## Extracted records
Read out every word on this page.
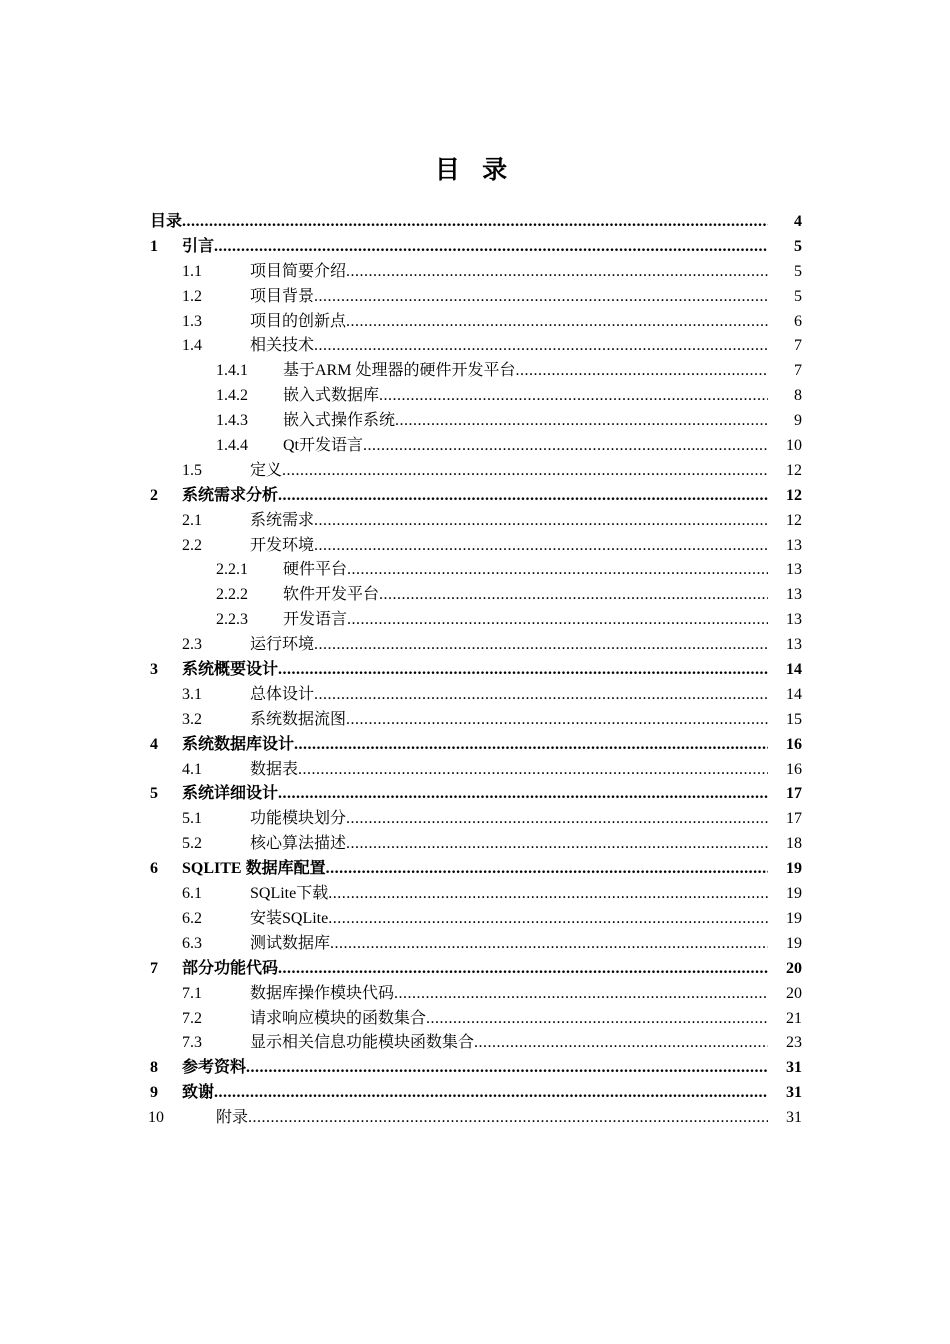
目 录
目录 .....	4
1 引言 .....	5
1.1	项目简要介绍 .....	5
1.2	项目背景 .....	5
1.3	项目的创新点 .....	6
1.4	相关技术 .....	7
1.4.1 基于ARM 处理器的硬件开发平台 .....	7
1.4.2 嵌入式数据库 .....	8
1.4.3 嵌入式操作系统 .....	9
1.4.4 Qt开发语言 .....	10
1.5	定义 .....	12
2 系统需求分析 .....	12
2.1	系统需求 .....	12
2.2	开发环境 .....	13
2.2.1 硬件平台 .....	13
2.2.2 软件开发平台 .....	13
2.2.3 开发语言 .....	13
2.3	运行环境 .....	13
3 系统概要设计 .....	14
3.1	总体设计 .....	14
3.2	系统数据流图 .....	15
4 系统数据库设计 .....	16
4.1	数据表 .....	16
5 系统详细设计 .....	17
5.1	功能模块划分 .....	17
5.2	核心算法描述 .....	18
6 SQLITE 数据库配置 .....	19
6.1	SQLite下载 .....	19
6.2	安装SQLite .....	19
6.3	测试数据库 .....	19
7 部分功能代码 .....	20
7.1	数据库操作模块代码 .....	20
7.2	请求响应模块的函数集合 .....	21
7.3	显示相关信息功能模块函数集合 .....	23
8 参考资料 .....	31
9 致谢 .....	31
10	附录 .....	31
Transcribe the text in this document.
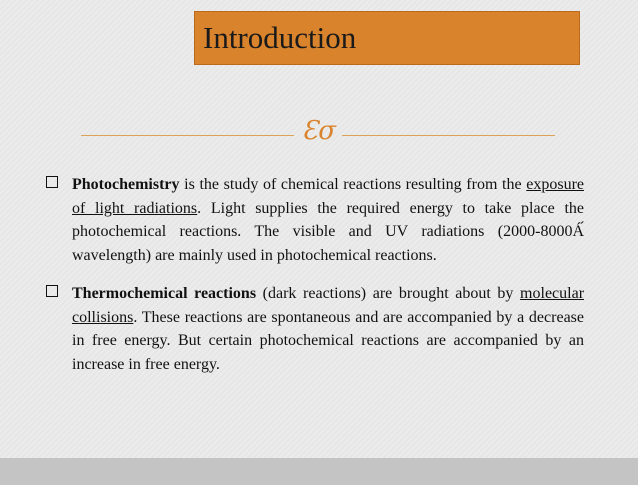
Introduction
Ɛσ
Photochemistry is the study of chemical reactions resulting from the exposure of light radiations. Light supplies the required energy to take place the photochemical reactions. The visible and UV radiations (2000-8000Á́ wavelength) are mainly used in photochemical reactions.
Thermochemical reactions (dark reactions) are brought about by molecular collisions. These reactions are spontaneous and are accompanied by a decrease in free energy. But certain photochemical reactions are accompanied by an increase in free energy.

## SET EXERCISE
Copy each line in full and exactly, omitting any picture.

## RIGHT ANSWER
Read out every word on this page.
目 录
目录 .....	4
1 引言 .....	5
1.1	项目简要介绍 .....	5
1.2	项目背景 .....	5
1.3	项目的创新点 .....	6
1.4	相关技术 .....	7
1.4.1 基于ARM 处理器的硬件开发平台 .....	7
1.4.2 嵌入式数据库 .....	8
1.4.3 嵌入式操作系统 .....	9
1.4.4 Qt开发语言 .....	10
1.5	定义 .....	12
2 系统需求分析 .....	12
2.1	系统需求 .....	12
2.2	开发环境 .....	13
2.2.1 硬件平台 .....	13
2.2.2 软件开发平台 .....	13
2.2.3 开发语言 .....	13
2.3	运行环境 .....	13
3 系统概要设计 .....	14
3.1	总体设计 .....	14
3.2	系统数据流图 .....	15
4 系统数据库设计 .....	16
4.1	数据表 .....	16
5 系统详细设计 .....	17
5.1	功能模块划分 .....	17
5.2	核心算法描述 .....	18
6 SQLITE 数据库配置 .....	19
6.1	SQLite下载 .....	19
6.2	安装SQLite .....	19
6.3	测试数据库 .....	19
7 部分功能代码 .....	20
7.1	数据库操作模块代码 .....	20
7.2	请求响应模块的函数集合 .....	21
7.3	显示相关信息功能模块函数集合 .....	23
8 参考资料 .....	31
9 致谢 .....	31
10	附录 .....	31
Transcribe the text in this document.
Introduction
Ɛσ
Photochemistry is the study of chemical reactions resulting from the exposure of light radiations. Light supplies the required energy to take place the photochemical reactions. The visible and UV radiations (2000-8000Á́ wavelength) are mainly used in photochemical reactions.
Thermochemical reactions (dark reactions) are brought about by molecular collisions. These reactions are spontaneous and are accompanied by a decrease in free energy. But certain photochemical reactions are accompanied by an increase in free energy.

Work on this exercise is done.